┌────────

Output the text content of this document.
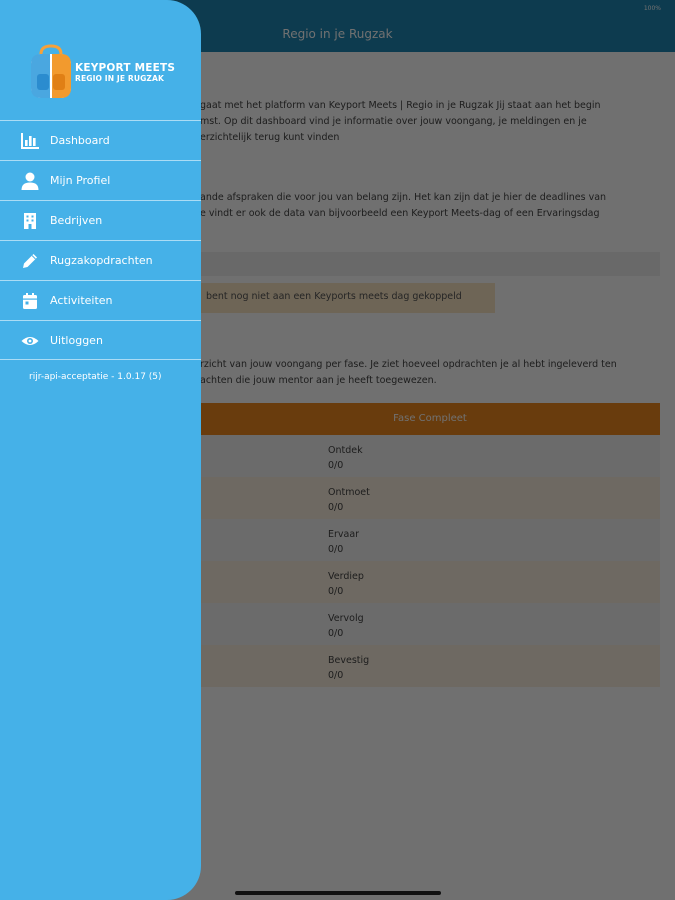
KEYPORT MEETS
REGIO IN JE RUGZAK
Dashboard
Mijn Profiel
Bedrijven
Rugzakopdrachten
Activiteiten
Uitloggen
rijr-api-acceptatie - 1.0.17 (5)
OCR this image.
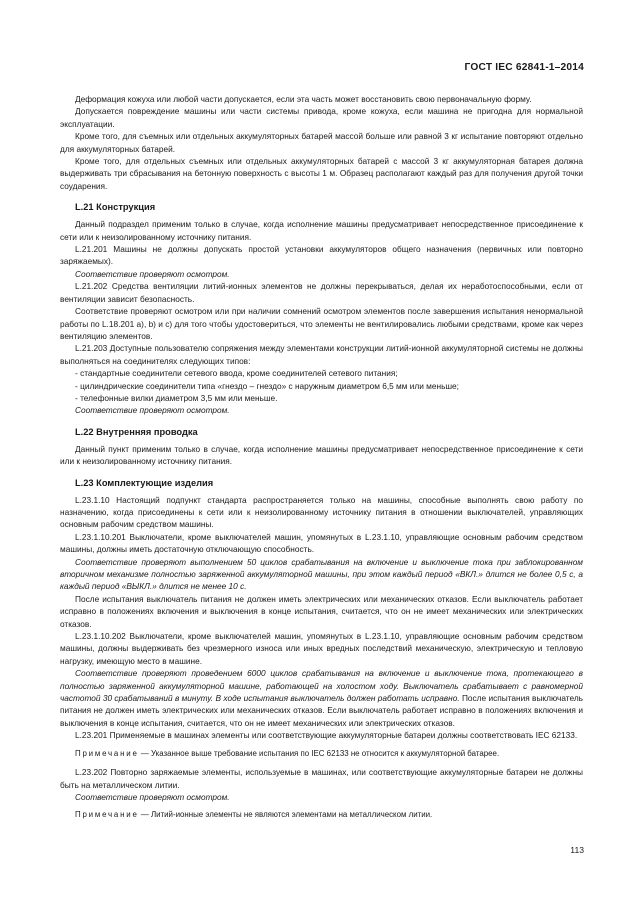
ГОСТ IEC 62841-1–2014

Деформация кожуха или любой части допускается, если эта часть может восстановить свою первоначальную форму.

Допускается повреждение машины или части системы привода, кроме кожуха, если машина не пригодна для нормальной эксплуатации.

Кроме того, для съемных или отдельных аккумуляторных батарей массой больше или равной 3 кг испытание повторяют отдельно для аккумуляторных батарей.

Кроме того, для отдельных съемных или отдельных аккумуляторных батарей с массой 3 кг аккумуляторная батарея должна выдерживать три сбрасывания на бетонную поверхность с высоты 1 м. Образец располагают каждый раз для получения другой точки соударения.

L.21 Конструкция

Данный подраздел применим только в случае, когда исполнение машины предусматривает непосредственное присоединение к сети или к неизолированному источнику питания.

L.21.201 Машины не должны допускать простой установки аккумуляторов общего назначения (первичных или повторно заряжаемых).

Соответствие проверяют осмотром.

L.21.202 Средства вентиляции литий-ионных элементов не должны перекрываться, делая их неработоспособными, если от вентиляции зависит безопасность.

Соответствие проверяют осмотром или при наличии сомнений осмотром элементов после завершения испытания ненормальной работы по L.18.201 a), b) и c) для того чтобы удостовериться, что элементы не вентилировались любыми средствами, кроме как через вентиляцию элементов.

L.21.203 Доступные пользователю сопряжения между элементами конструкции литий-ионной аккумуляторной системы не должны выполняться на соединителях следующих типов:

- стандартные соединители сетевого ввода, кроме соединителей сетевого питания;

- цилиндрические соединители типа «гнездо – гнездо» с наружным диаметром 6,5 мм или меньше;

- телефонные вилки диаметром 3,5 мм или меньше.

Соответствие проверяют осмотром.

L.22 Внутренняя проводка

Данный пункт применим только в случае, когда исполнение машины предусматривает непосредственное присоединение к сети или к неизолированному источнику питания.

L.23 Комплектующие изделия

L.23.1.10 Настоящий подпункт стандарта распространяется только на машины, способные выполнять свою работу по назначению, когда присоединены к сети или к неизолированному источнику питания в отношении выключателей, управляющих основным рабочим средством машины.

L.23.1.10.201 Выключатели, кроме выключателей машин, упомянутых в L.23.1.10, управляющие основным рабочим средством машины, должны иметь достаточную отключающую способность.

Соответствие проверяют выполнением 50 циклов срабатывания на включение и выключение тока при заблокированном вторичном механизме полностью заряженной аккумуляторной машины, при этом каждый период «ВКЛ.» длится не более 0,5 с, а каждый период «ВЫКЛ.» длится не менее 10 с.

После испытания выключатель питания не должен иметь электрических или механических отказов. Если выключатель работает исправно в положениях включения и выключения в конце испытания, считается, что он не имеет механических или электрических отказов.

L.23.1.10.202 Выключатели, кроме выключателей машин, упомянутых в L.23.1.10, управляющие основным рабочим средством машины, должны выдерживать без чрезмерного износа или иных вредных последствий механическую, электрическую и тепловую нагрузку, имеющую место в машине.

Соответствие проверяют проведением 6000 циклов срабатывания на включение и выключение тока, протекающего в полностью заряженной аккумуляторной машине, работающей на холостом ходу. Выключатель срабатывает с равномерной частотой 30 срабатываний в минуту. В ходе испытания выключатель должен работать исправно. После испытания выключатель питания не должен иметь электрических или механических отказов. Если выключатель работает исправно в положениях включения и выключения в конце испытания, считается, что он не имеет механических или электрических отказов.

L.23.201 Применяемые в машинах элементы или соответствующие аккумуляторные батареи должны соответствовать IEC 62133.

Примечание — Указанное выше требование испытания по IEC 62133 не относится к аккумуляторной батарее.

L.23.202 Повторно заряжаемые элементы, используемые в машинах, или соответствующие аккумуляторные батареи не должны быть на металлическом литии.

Соответствие проверяют осмотром.

Примечание — Литий-ионные элементы не являются элементами на металлическом литии.

113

└────────

**GIVEN TASK**
Without the pictures, reproduce every line of the records above exactly.

**REPLY TO THE TASK**
Output the text content of this document.
KEYPORT MEETS
REGIO IN JE RUGZAK
Dashboard
Mijn Profiel
Bedrijven
Rugzakopdrachten
Activiteiten
Uitloggen
rijr-api-acceptatie - 1.0.17 (5)
OCR this image.
ГОСТ IEC 62841-1–2014

Деформация кожуха или любой части допускается, если эта часть может восстановить свою первоначальную форму.

Допускается повреждение машины или части системы привода, кроме кожуха, если машина не пригодна для нормальной эксплуатации.

Кроме того, для съемных или отдельных аккумуляторных батарей массой больше или равной 3 кг испытание повторяют отдельно для аккумуляторных батарей.

Кроме того, для отдельных съемных или отдельных аккумуляторных батарей с массой 3 кг аккумуляторная батарея должна выдерживать три сбрасывания на бетонную поверхность с высоты 1 м. Образец располагают каждый раз для получения другой точки соударения.

L.21 Конструкция

Данный подраздел применим только в случае, когда исполнение машины предусматривает непосредственное присоединение к сети или к неизолированному источнику питания.

L.21.201 Машины не должны допускать простой установки аккумуляторов общего назначения (первичных или повторно заряжаемых).

Соответствие проверяют осмотром.

L.21.202 Средства вентиляции литий-ионных элементов не должны перекрываться, делая их неработоспособными, если от вентиляции зависит безопасность.

Соответствие проверяют осмотром или при наличии сомнений осмотром элементов после завершения испытания ненормальной работы по L.18.201 a), b) и c) для того чтобы удостовериться, что элементы не вентилировались любыми средствами, кроме как через вентиляцию элементов.

L.21.203 Доступные пользователю сопряжения между элементами конструкции литий-ионной аккумуляторной системы не должны выполняться на соединителях следующих типов:

- стандартные соединители сетевого ввода, кроме соединителей сетевого питания;

- цилиндрические соединители типа «гнездо – гнездо» с наружным диаметром 6,5 мм или меньше;

- телефонные вилки диаметром 3,5 мм или меньше.

Соответствие проверяют осмотром.

L.22 Внутренняя проводка

Данный пункт применим только в случае, когда исполнение машины предусматривает непосредственное присоединение к сети или к неизолированному источнику питания.

L.23 Комплектующие изделия

L.23.1.10 Настоящий подпункт стандарта распространяется только на машины, способные выполнять свою работу по назначению, когда присоединены к сети или к неизолированному источнику питания в отношении выключателей, управляющих основным рабочим средством машины.

L.23.1.10.201 Выключатели, кроме выключателей машин, упомянутых в L.23.1.10, управляющие основным рабочим средством машины, должны иметь достаточную отключающую способность.

Соответствие проверяют выполнением 50 циклов срабатывания на включение и выключение тока при заблокированном вторичном механизме полностью заряженной аккумуляторной машины, при этом каждый период «ВКЛ.» длится не более 0,5 с, а каждый период «ВЫКЛ.» длится не менее 10 с.

После испытания выключатель питания не должен иметь электрических или механических отказов. Если выключатель работает исправно в положениях включения и выключения в конце испытания, считается, что он не имеет механических или электрических отказов.

L.23.1.10.202 Выключатели, кроме выключателей машин, упомянутых в L.23.1.10, управляющие основным рабочим средством машины, должны выдерживать без чрезмерного износа или иных вредных последствий механическую, электрическую и тепловую нагрузку, имеющую место в машине.

Соответствие проверяют проведением 6000 циклов срабатывания на включение и выключение тока, протекающего в полностью заряженной аккумуляторной машине, работающей на холостом ходу. Выключатель срабатывает с равномерной частотой 30 срабатываний в минуту. В ходе испытания выключатель должен работать исправно. После испытания выключатель питания не должен иметь электрических или механических отказов. Если выключатель работает исправно в положениях включения и выключения в конце испытания, считается, что он не имеет механических или электрических отказов.

L.23.201 Применяемые в машинах элементы или соответствующие аккумуляторные батареи должны соответствовать IEC 62133.

Примечание — Указанное выше требование испытания по IEC 62133 не относится к аккумуляторной батарее.

L.23.202 Повторно заряжаемые элементы, используемые в машинах, или соответствующие аккумуляторные батареи не должны быть на металлическом литии.

Соответствие проверяют осмотром.

Примечание — Литий-ионные элементы не являются элементами на металлическом литии.

113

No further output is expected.